== Data excerpts ==

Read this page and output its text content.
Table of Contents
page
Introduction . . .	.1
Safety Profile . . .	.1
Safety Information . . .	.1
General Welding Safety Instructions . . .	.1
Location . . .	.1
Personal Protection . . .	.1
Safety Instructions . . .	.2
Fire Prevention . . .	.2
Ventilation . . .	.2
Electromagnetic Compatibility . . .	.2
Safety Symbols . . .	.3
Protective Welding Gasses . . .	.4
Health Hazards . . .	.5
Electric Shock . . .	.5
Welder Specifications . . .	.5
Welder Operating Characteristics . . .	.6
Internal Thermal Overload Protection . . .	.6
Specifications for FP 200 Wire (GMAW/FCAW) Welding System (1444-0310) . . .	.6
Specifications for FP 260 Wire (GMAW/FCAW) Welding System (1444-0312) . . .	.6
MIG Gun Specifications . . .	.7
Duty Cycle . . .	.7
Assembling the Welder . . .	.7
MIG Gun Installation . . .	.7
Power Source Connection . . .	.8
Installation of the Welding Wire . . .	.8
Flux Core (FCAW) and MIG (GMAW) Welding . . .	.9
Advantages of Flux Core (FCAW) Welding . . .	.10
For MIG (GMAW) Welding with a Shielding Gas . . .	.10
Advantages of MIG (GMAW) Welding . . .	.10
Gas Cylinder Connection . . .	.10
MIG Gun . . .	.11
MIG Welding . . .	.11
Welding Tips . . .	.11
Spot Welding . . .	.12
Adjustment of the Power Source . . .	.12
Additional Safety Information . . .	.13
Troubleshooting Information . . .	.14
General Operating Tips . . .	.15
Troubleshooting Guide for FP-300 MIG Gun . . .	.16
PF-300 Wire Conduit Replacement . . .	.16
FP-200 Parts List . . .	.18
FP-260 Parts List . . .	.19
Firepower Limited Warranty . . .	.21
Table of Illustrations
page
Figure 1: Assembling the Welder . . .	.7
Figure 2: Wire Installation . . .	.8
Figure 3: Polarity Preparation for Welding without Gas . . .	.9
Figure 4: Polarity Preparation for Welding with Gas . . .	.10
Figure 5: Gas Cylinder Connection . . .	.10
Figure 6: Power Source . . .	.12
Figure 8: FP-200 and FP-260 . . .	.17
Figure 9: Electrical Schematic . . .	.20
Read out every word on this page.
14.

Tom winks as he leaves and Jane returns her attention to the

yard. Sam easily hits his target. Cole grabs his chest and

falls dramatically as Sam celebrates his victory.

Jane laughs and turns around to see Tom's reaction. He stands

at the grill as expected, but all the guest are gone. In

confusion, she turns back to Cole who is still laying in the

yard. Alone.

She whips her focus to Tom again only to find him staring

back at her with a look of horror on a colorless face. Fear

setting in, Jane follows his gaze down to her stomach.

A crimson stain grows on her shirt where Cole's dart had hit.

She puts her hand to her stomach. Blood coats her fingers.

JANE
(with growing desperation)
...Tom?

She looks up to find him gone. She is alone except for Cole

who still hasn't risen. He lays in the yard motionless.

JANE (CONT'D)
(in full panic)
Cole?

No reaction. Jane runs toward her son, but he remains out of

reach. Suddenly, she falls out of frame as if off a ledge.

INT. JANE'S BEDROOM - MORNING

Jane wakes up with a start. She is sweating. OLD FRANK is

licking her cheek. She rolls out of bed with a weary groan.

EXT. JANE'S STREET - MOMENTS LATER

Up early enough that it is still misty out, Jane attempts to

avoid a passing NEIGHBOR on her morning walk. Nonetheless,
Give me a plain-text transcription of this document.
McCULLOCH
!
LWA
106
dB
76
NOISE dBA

== Exercise instructions ==
Output the records exactly, including every line.

== Correct output ==
Read this page and output its text content.
Table of Contents
page
Introduction . . .	.1
Safety Profile . . .	.1
Safety Information . . .	.1
General Welding Safety Instructions . . .	.1
Location . . .	.1
Personal Protection . . .	.1
Safety Instructions . . .	.2
Fire Prevention . . .	.2
Ventilation . . .	.2
Electromagnetic Compatibility . . .	.2
Safety Symbols . . .	.3
Protective Welding Gasses . . .	.4
Health Hazards . . .	.5
Electric Shock . . .	.5
Welder Specifications . . .	.5
Welder Operating Characteristics . . .	.6
Internal Thermal Overload Protection . . .	.6
Specifications for FP 200 Wire (GMAW/FCAW) Welding System (1444-0310) . . .	.6
Specifications for FP 260 Wire (GMAW/FCAW) Welding System (1444-0312) . . .	.6
MIG Gun Specifications . . .	.7
Duty Cycle . . .	.7
Assembling the Welder . . .	.7
MIG Gun Installation . . .	.7
Power Source Connection . . .	.8
Installation of the Welding Wire . . .	.8
Flux Core (FCAW) and MIG (GMAW) Welding . . .	.9
Advantages of Flux Core (FCAW) Welding . . .	.10
For MIG (GMAW) Welding with a Shielding Gas . . .	.10
Advantages of MIG (GMAW) Welding . . .	.10
Gas Cylinder Connection . . .	.10
MIG Gun . . .	.11
MIG Welding . . .	.11
Welding Tips . . .	.11
Spot Welding . . .	.12
Adjustment of the Power Source . . .	.12
Additional Safety Information . . .	.13
Troubleshooting Information . . .	.14
General Operating Tips . . .	.15
Troubleshooting Guide for FP-300 MIG Gun . . .	.16
PF-300 Wire Conduit Replacement . . .	.16
FP-200 Parts List . . .	.18
FP-260 Parts List . . .	.19
Firepower Limited Warranty . . .	.21
Table of Illustrations
page
Figure 1: Assembling the Welder . . .	.7
Figure 2: Wire Installation . . .	.8
Figure 3: Polarity Preparation for Welding without Gas . . .	.9
Figure 4: Polarity Preparation for Welding with Gas . . .	.10
Figure 5: Gas Cylinder Connection . . .	.10
Figure 6: Power Source . . .	.12
Figure 8: FP-200 and FP-260 . . .	.17
Figure 9: Electrical Schematic . . .	.20
Read out every word on this page.
14.

Tom winks as he leaves and Jane returns her attention to the

yard. Sam easily hits his target. Cole grabs his chest and

falls dramatically as Sam celebrates his victory.

Jane laughs and turns around to see Tom's reaction. He stands

at the grill as expected, but all the guest are gone. In

confusion, she turns back to Cole who is still laying in the

yard. Alone.

She whips her focus to Tom again only to find him staring

back at her with a look of horror on a colorless face. Fear

setting in, Jane follows his gaze down to her stomach.

A crimson stain grows on her shirt where Cole's dart had hit.

She puts her hand to her stomach. Blood coats her fingers.

JANE
(with growing desperation)
...Tom?

She looks up to find him gone. She is alone except for Cole

who still hasn't risen. He lays in the yard motionless.

JANE (CONT'D)
(in full panic)
Cole?

No reaction. Jane runs toward her son, but he remains out of

reach. Suddenly, she falls out of frame as if off a ledge.

INT. JANE'S BEDROOM - MORNING

Jane wakes up with a start. She is sweating. OLD FRANK is

licking her cheek. She rolls out of bed with a weary groan.

EXT. JANE'S STREET - MOMENTS LATER

Up early enough that it is still misty out, Jane attempts to

avoid a passing NEIGHBOR on her morning walk. Nonetheless,
Give me a plain-text transcription of this document.
McCULLOCH
!
LWA
106
dB
76
NOISE dBA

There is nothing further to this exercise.